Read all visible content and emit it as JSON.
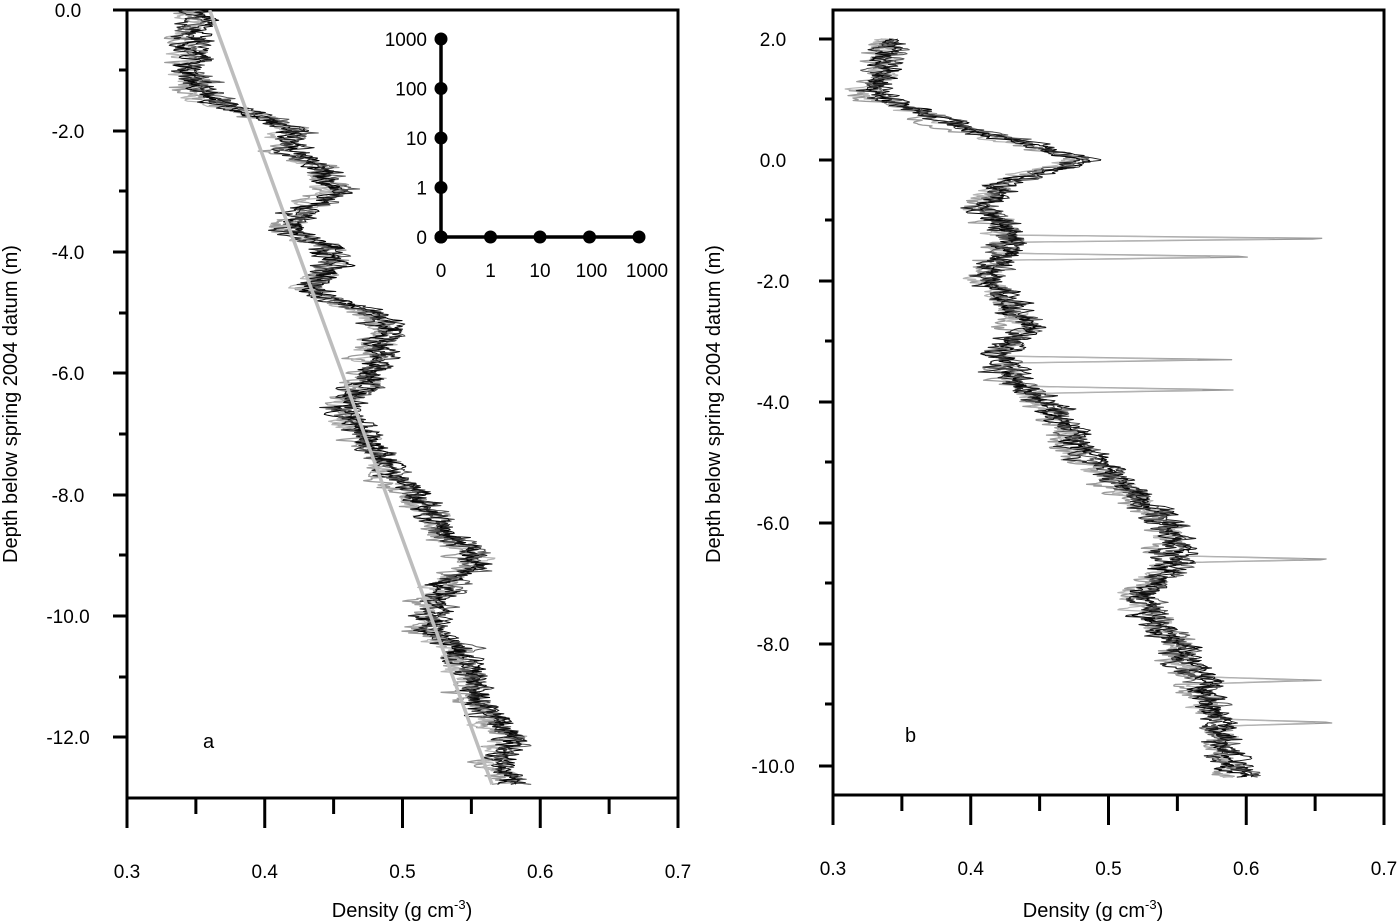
{
  "chart_data": [
    {
      "type": "line",
      "panel_label": "a",
      "xlabel": "Density (g cm",
      "xlabel_sup": "-3",
      "xlabel_end": ")",
      "ylabel": "Depth below spring 2004 datum (m)",
      "xlim": [
        0.3,
        0.7
      ],
      "ylim": [
        -13.0,
        0.0
      ],
      "x_ticks": [
        "0.3",
        "0.4",
        "0.5",
        "0.6",
        "0.7"
      ],
      "y_ticks": [
        "0.0",
        "-2.0",
        "-4.0",
        "-6.0",
        "-8.0",
        "-10.0",
        "-12.0"
      ],
      "grid": false,
      "profile": {
        "depth": [
          0.0,
          -0.5,
          -1.0,
          -1.5,
          -1.8,
          -2.0,
          -2.3,
          -2.6,
          -3.0,
          -3.3,
          -3.6,
          -3.9,
          -4.2,
          -4.6,
          -5.0,
          -5.3,
          -5.6,
          -6.0,
          -6.3,
          -6.6,
          -7.0,
          -7.4,
          -7.8,
          -8.2,
          -8.5,
          -8.9,
          -9.2,
          -9.5,
          -9.8,
          -10.2,
          -10.6,
          -11.0,
          -11.5,
          -12.0,
          -12.4,
          -12.8
        ],
        "density": [
          0.355,
          0.35,
          0.345,
          0.36,
          0.4,
          0.42,
          0.415,
          0.44,
          0.45,
          0.43,
          0.415,
          0.445,
          0.45,
          0.43,
          0.47,
          0.49,
          0.48,
          0.475,
          0.47,
          0.455,
          0.47,
          0.485,
          0.5,
          0.515,
          0.525,
          0.545,
          0.555,
          0.53,
          0.525,
          0.52,
          0.54,
          0.545,
          0.555,
          0.575,
          0.57,
          0.58
        ]
      },
      "trend_line": {
        "x": [
          0.36,
          0.565
        ],
        "y": [
          0.0,
          -12.8
        ]
      },
      "inset": {
        "x_ticks": [
          "0",
          "1",
          "10",
          "100",
          "1000"
        ],
        "y_ticks": [
          "0",
          "1",
          "10",
          "100",
          "1000"
        ],
        "horizontal_points": [
          "0",
          "1",
          "10",
          "100",
          "1000"
        ],
        "vertical_points": [
          "0",
          "1",
          "10",
          "100",
          "1000"
        ]
      }
    },
    {
      "type": "line",
      "panel_label": "b",
      "xlabel": "Density (g cm",
      "xlabel_sup": "-3",
      "xlabel_end": ")",
      "ylabel": "Depth below spring 2004 datum (m)",
      "xlim": [
        0.3,
        0.7
      ],
      "ylim": [
        -10.5,
        2.5
      ],
      "x_ticks": [
        "0.3",
        "0.4",
        "0.5",
        "0.6",
        "0.7"
      ],
      "y_ticks": [
        "2.0",
        "0.0",
        "-2.0",
        "-4.0",
        "-6.0",
        "-8.0",
        "-10.0"
      ],
      "grid": false,
      "profile": {
        "depth": [
          2.0,
          1.7,
          1.4,
          1.1,
          0.8,
          0.5,
          0.2,
          0.0,
          -0.4,
          -0.8,
          -1.2,
          -1.6,
          -2.0,
          -2.4,
          -2.8,
          -3.2,
          -3.6,
          -4.0,
          -4.4,
          -4.8,
          -5.2,
          -5.6,
          -6.0,
          -6.4,
          -6.8,
          -7.2,
          -7.6,
          -8.0,
          -8.4,
          -8.8,
          -9.2,
          -9.6,
          -10.0,
          -10.2
        ],
        "density": [
          0.345,
          0.34,
          0.335,
          0.33,
          0.36,
          0.4,
          0.45,
          0.48,
          0.42,
          0.41,
          0.43,
          0.42,
          0.41,
          0.43,
          0.44,
          0.42,
          0.43,
          0.45,
          0.47,
          0.48,
          0.5,
          0.52,
          0.54,
          0.55,
          0.54,
          0.52,
          0.53,
          0.55,
          0.56,
          0.57,
          0.58,
          0.58,
          0.59,
          0.595
        ]
      },
      "spikes": [
        {
          "depth": -1.3,
          "density": 0.68
        },
        {
          "depth": -1.6,
          "density": 0.62
        },
        {
          "depth": -3.3,
          "density": 0.59
        },
        {
          "depth": -3.8,
          "density": 0.595
        },
        {
          "depth": -6.6,
          "density": 0.67
        },
        {
          "depth": -8.6,
          "density": 0.655
        },
        {
          "depth": -9.3,
          "density": 0.67
        }
      ]
    }
  ]
}
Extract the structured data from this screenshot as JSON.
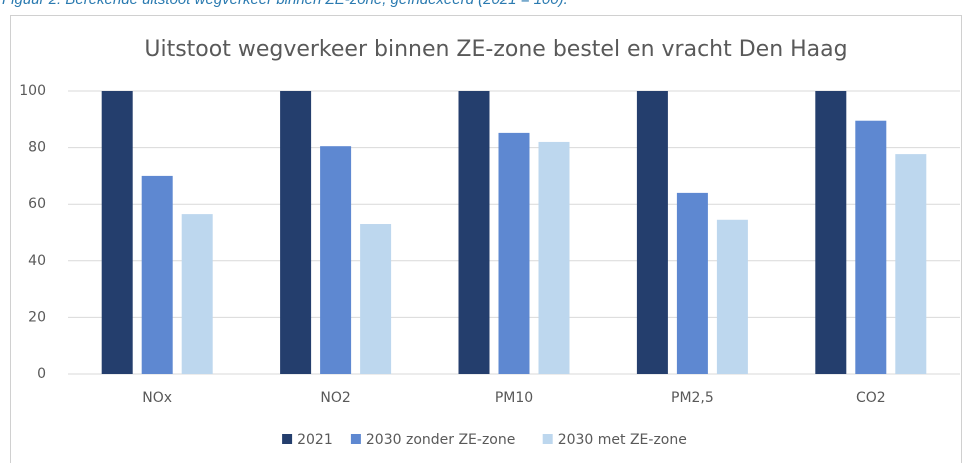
{
  "caption": "Figuur 2: Berekende uitstoot wegverkeer binnen ZE-zone, geïndexeerd (2021 = 100).",
  "chart_data": {
    "type": "bar",
    "title": "Uitstoot wegverkeer binnen ZE-zone bestel en vracht Den Haag",
    "categories": [
      "NOx",
      "NO2",
      "PM10",
      "PM2,5",
      "CO2"
    ],
    "series": [
      {
        "name": "2021",
        "color": "#243e6d",
        "values": [
          100,
          100,
          100,
          100,
          100
        ]
      },
      {
        "name": "2030 zonder ZE-zone",
        "color": "#5e88d1",
        "values": [
          70,
          80.5,
          85.2,
          64,
          89.5
        ]
      },
      {
        "name": "2030 met ZE-zone",
        "color": "#bdd7ee",
        "values": [
          56.5,
          53,
          82,
          54.5,
          77.7
        ]
      }
    ],
    "ylim": [
      0,
      100
    ],
    "yticks": [
      0,
      20,
      40,
      60,
      80,
      100
    ],
    "grid": true,
    "legend": "bottom"
  }
}
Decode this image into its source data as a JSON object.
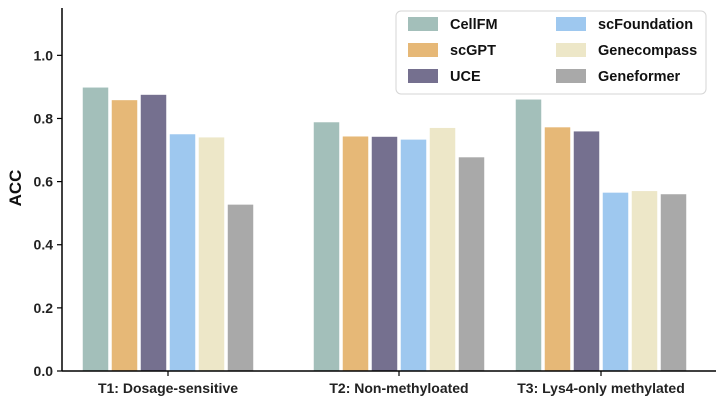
{
  "chart_data": {
    "type": "bar",
    "title": "",
    "xlabel": "",
    "ylabel": "ACC",
    "ylim": [
      0,
      1.15
    ],
    "yticks": [
      "0.0",
      "0.2",
      "0.4",
      "0.6",
      "0.8",
      "1.0"
    ],
    "grid": false,
    "legend_position": "top-right",
    "categories": [
      "T1: Dosage-sensitive",
      "T2: Non-methyloated",
      "T3: Lys4-only methylated"
    ],
    "series": [
      {
        "name": "CellFM",
        "color": "#a3bfba",
        "values": [
          0.898,
          0.788,
          0.86
        ]
      },
      {
        "name": "scGPT",
        "color": "#e6b877",
        "values": [
          0.858,
          0.743,
          0.772
        ]
      },
      {
        "name": "UCE",
        "color": "#75708f",
        "values": [
          0.875,
          0.742,
          0.759
        ]
      },
      {
        "name": "scFoundation",
        "color": "#9ec8ef",
        "values": [
          0.75,
          0.733,
          0.565
        ]
      },
      {
        "name": "Genecompass",
        "color": "#ede7c8",
        "values": [
          0.74,
          0.77,
          0.57
        ]
      },
      {
        "name": "Geneformer",
        "color": "#a9a9a9",
        "values": [
          0.527,
          0.677,
          0.56
        ]
      }
    ]
  }
}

****************

### [REQUIRED WORK]
Take every line from the data that contains the word "zone".

### [THE REPLY]
  "caption": "Figuur 2: Berekende uitstoot wegverkeer binnen ZE-zone, geïndexeerd (2021 = 100).",
    "title": "Uitstoot wegverkeer binnen ZE-zone bestel en vracht Den Haag",
        "name": "2030 zonder ZE-zone",
        "name": "2030 met ZE-zone",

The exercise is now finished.